* _WHAT TO WORK ON_
In the records that follow, take the part that opens with the line containing "cell-shift: 08.00-11.30 xyxy=(493,848,598,865)" and closes with the line containing "cell-no: 45 xyxy=(106,865,137,882)", and swap every "table-row" for "row". Give back only those lines, with nothing else changed.

* _LISTING_
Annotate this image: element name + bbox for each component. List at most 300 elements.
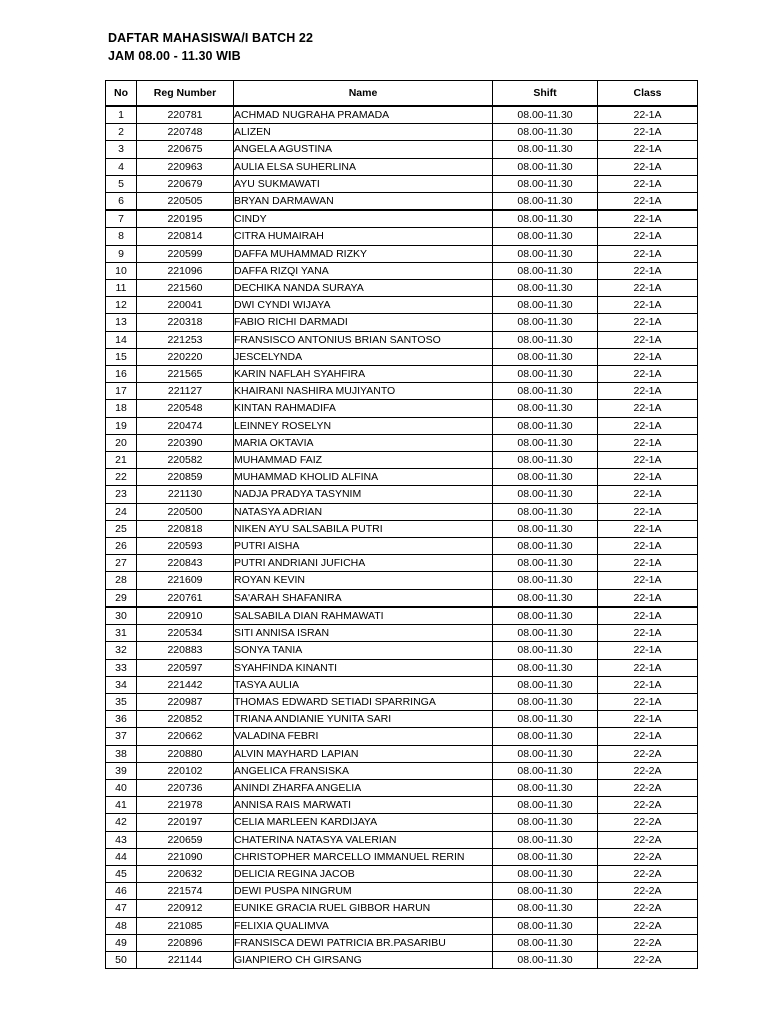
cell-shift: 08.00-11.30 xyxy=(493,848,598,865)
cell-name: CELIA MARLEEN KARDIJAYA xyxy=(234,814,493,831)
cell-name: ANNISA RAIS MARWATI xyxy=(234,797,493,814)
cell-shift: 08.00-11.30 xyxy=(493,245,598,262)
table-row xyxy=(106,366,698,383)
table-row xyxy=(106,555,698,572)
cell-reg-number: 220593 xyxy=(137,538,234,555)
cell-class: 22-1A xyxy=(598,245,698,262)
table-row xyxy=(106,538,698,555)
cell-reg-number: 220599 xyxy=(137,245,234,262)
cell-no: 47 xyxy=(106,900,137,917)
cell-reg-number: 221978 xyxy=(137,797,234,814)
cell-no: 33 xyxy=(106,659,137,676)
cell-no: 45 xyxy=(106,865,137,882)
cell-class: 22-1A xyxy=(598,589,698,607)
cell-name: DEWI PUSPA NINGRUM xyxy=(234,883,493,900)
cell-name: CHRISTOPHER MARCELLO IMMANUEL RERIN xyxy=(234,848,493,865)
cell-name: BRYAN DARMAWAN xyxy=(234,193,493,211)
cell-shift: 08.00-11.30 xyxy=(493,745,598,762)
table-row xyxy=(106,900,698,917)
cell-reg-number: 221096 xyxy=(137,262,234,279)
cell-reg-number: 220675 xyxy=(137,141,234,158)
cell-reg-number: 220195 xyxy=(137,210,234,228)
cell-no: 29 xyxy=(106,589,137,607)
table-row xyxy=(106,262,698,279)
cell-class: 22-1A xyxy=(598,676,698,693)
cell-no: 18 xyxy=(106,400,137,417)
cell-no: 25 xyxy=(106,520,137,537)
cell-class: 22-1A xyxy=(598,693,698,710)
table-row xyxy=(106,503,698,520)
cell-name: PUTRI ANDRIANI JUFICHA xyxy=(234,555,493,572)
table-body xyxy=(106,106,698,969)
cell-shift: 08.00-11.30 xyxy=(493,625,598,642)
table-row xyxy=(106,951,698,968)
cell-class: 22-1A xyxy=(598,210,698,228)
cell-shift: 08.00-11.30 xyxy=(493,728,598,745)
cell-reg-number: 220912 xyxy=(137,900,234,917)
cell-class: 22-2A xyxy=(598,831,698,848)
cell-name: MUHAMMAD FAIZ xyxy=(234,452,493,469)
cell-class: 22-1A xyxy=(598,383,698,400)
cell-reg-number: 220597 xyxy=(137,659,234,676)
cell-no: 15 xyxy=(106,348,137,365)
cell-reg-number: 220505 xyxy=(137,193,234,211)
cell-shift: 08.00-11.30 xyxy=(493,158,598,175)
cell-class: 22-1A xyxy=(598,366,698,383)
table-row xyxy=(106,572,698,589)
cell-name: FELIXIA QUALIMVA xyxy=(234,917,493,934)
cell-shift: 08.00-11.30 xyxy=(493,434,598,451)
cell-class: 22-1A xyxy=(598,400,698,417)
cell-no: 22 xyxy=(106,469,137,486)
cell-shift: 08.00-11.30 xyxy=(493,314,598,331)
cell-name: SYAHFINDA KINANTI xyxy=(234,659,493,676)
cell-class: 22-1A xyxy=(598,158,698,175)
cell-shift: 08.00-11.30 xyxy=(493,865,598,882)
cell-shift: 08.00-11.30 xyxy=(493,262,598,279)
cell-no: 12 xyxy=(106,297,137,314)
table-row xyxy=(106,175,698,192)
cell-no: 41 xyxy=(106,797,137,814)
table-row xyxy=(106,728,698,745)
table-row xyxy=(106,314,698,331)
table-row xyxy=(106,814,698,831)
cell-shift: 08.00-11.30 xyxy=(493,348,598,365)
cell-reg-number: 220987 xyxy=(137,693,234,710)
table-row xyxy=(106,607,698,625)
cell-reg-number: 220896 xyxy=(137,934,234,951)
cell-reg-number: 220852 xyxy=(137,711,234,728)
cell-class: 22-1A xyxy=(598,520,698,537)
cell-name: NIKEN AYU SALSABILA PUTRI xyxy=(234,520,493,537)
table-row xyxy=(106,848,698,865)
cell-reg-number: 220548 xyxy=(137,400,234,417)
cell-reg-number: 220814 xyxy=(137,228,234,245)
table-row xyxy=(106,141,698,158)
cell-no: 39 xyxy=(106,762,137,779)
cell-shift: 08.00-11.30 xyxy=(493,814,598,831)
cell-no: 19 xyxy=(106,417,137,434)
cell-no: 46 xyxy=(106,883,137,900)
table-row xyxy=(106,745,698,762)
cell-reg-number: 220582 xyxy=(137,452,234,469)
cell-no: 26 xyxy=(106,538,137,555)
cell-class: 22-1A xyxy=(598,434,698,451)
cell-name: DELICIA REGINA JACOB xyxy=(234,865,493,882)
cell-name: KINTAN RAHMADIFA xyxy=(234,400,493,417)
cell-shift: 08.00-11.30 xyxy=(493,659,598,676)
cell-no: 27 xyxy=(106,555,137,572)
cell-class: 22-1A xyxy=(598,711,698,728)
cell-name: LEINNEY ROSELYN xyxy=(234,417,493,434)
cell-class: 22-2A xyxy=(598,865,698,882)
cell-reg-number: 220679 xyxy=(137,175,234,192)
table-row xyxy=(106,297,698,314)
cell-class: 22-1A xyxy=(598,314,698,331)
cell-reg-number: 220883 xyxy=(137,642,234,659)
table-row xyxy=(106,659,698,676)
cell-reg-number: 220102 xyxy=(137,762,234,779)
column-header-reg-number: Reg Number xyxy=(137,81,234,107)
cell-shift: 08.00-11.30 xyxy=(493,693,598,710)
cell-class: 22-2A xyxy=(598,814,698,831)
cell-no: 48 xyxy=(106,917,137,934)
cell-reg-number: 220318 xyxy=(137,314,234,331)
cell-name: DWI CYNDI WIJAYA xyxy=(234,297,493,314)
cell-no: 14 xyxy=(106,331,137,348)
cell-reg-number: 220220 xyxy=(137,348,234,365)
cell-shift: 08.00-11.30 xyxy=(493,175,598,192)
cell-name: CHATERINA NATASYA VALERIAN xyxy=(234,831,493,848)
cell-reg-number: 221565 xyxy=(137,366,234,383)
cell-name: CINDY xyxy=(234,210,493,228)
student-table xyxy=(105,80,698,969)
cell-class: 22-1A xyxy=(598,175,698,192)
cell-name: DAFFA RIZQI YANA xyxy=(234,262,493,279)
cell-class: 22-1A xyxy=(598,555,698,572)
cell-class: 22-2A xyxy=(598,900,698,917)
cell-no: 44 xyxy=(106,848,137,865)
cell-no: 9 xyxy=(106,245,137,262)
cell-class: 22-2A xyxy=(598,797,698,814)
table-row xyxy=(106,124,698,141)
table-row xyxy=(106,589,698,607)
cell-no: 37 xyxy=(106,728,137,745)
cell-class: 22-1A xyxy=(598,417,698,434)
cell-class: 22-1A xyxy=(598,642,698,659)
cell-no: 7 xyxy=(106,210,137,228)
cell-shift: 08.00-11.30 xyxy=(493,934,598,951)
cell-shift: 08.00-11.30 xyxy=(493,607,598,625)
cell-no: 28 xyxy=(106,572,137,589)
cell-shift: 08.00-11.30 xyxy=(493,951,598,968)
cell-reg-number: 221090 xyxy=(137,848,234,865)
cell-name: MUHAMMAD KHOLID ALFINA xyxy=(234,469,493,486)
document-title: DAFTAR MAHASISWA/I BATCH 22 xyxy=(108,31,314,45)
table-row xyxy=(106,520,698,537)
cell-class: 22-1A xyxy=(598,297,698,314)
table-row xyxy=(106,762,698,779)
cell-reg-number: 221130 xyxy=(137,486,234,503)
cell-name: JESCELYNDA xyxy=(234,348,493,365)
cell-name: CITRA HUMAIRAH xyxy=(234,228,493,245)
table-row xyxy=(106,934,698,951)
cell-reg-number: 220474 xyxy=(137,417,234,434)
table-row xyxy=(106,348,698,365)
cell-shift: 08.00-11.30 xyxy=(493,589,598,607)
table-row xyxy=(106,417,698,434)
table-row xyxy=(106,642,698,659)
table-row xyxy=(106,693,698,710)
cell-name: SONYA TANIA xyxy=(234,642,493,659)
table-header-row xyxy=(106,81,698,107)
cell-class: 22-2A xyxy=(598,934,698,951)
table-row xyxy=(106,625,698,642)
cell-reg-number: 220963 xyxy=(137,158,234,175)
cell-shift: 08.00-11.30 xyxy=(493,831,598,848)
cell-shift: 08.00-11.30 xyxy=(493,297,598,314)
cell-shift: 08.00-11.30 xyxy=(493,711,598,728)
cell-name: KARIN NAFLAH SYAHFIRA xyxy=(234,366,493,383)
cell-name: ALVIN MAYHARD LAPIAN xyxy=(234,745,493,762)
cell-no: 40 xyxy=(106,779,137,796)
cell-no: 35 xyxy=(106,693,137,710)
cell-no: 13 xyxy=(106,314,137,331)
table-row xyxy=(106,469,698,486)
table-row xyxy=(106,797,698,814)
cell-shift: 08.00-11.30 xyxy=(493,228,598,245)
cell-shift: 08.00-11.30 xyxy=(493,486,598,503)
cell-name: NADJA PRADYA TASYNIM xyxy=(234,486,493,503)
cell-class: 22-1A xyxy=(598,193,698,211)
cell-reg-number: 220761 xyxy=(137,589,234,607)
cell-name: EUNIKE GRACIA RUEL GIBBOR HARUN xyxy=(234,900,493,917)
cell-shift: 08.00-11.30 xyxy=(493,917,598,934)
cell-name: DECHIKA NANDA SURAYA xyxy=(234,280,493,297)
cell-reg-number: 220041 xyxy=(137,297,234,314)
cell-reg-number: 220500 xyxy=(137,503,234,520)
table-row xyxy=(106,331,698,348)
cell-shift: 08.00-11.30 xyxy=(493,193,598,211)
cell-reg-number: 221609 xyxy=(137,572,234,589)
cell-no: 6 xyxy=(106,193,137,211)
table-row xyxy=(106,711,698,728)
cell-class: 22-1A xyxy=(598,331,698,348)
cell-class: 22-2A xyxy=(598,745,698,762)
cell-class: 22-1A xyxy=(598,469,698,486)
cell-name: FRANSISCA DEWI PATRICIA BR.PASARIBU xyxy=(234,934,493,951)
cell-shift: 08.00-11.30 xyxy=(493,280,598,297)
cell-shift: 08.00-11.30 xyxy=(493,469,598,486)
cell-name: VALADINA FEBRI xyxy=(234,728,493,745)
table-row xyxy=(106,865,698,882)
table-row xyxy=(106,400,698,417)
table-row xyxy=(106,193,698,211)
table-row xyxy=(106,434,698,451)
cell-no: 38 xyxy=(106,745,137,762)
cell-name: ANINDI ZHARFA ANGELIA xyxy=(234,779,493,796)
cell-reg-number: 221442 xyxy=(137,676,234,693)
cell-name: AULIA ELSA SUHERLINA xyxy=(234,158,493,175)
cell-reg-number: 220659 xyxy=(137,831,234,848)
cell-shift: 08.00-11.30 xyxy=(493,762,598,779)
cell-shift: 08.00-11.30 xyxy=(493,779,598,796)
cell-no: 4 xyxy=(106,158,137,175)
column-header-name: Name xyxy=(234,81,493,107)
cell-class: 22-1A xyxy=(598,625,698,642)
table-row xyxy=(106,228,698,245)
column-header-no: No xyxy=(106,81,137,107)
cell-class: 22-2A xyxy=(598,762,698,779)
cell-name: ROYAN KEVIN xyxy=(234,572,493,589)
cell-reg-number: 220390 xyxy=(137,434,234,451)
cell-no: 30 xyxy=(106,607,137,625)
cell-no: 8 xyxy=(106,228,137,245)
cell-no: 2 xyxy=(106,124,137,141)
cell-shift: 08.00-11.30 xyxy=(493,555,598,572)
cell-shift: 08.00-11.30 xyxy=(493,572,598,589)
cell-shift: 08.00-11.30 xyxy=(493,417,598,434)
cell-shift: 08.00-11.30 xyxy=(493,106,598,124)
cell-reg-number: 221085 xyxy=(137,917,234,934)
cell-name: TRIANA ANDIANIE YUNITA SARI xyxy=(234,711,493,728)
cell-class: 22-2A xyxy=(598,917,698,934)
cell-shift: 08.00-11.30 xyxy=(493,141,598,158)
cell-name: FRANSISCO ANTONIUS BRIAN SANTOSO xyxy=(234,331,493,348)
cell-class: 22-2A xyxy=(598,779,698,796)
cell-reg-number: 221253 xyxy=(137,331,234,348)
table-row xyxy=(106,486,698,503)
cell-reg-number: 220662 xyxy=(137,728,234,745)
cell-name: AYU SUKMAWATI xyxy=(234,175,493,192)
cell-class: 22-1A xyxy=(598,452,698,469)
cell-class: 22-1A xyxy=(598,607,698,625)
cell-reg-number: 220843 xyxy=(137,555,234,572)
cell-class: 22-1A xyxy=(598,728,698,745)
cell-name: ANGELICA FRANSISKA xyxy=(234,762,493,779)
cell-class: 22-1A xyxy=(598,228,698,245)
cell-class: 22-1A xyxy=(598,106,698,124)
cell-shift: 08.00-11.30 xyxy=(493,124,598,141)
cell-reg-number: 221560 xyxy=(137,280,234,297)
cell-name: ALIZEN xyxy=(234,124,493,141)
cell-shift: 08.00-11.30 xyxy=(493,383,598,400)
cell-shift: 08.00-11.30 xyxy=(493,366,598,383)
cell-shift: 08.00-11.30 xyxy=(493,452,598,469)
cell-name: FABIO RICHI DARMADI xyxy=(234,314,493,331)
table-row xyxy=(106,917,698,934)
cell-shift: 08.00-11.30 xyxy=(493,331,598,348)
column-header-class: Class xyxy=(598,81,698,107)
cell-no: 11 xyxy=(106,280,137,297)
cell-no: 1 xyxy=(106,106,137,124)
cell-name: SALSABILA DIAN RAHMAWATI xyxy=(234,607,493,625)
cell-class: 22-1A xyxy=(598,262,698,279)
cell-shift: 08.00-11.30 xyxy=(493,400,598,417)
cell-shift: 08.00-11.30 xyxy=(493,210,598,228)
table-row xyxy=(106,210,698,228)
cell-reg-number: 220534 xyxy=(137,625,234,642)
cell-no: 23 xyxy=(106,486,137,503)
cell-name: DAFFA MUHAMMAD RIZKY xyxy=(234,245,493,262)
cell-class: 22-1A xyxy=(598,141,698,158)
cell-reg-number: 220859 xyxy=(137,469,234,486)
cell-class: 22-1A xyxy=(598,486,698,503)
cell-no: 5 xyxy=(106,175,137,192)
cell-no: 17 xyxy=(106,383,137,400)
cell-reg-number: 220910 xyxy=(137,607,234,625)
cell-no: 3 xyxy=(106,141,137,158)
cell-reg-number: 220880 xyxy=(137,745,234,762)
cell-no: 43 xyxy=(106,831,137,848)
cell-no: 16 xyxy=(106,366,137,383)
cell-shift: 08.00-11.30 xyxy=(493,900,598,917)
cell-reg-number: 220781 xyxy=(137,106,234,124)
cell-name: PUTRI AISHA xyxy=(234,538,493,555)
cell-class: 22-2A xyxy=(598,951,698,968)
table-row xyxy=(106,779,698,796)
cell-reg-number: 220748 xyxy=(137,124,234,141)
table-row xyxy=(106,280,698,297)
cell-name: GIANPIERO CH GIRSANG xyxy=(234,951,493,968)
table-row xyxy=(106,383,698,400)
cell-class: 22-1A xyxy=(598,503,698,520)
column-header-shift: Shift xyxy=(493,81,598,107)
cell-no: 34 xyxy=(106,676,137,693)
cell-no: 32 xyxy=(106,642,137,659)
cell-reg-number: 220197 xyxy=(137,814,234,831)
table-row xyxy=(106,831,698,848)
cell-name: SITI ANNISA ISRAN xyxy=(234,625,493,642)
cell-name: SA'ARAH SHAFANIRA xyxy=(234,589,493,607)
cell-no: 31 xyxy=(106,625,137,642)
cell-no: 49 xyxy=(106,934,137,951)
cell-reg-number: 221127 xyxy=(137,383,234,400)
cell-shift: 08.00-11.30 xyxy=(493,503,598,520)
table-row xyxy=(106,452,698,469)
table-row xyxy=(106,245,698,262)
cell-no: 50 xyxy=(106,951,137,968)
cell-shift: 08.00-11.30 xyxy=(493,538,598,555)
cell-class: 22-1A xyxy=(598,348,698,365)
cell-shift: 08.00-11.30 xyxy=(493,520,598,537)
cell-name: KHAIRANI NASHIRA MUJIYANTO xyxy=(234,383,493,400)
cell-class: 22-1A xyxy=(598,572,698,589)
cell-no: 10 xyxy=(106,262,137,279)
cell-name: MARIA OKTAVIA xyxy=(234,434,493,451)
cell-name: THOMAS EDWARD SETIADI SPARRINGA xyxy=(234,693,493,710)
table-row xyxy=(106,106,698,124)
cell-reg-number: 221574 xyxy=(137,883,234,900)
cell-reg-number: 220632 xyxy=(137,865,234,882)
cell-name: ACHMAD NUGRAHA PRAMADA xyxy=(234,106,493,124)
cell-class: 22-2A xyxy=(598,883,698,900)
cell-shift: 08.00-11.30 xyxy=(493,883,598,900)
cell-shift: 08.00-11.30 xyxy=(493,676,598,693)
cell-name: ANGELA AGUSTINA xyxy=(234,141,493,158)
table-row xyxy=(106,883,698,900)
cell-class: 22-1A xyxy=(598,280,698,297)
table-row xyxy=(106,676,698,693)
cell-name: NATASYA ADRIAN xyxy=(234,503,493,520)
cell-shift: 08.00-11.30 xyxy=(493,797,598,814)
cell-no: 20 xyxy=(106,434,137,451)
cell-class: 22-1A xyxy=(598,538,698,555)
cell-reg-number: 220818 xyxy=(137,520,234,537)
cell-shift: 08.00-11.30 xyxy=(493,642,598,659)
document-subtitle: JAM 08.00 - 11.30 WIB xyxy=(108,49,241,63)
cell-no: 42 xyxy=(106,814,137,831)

* _COMPLETED EXERCISE_
cell-shift: 08.00-11.30 xyxy=(493,848,598,865)
cell-name: CELIA MARLEEN KARDIJAYA xyxy=(234,814,493,831)
cell-name: ANNISA RAIS MARWATI xyxy=(234,797,493,814)
cell-shift: 08.00-11.30 xyxy=(493,245,598,262)
row xyxy=(106,366,698,383)
row xyxy=(106,555,698,572)
cell-reg-number: 220593 xyxy=(137,538,234,555)
cell-class: 22-1A xyxy=(598,245,698,262)
row xyxy=(106,538,698,555)
cell-reg-number: 220599 xyxy=(137,245,234,262)
cell-no: 47 xyxy=(106,900,137,917)
cell-reg-number: 221978 xyxy=(137,797,234,814)
cell-no: 33 xyxy=(106,659,137,676)
cell-no: 45 xyxy=(106,865,137,882)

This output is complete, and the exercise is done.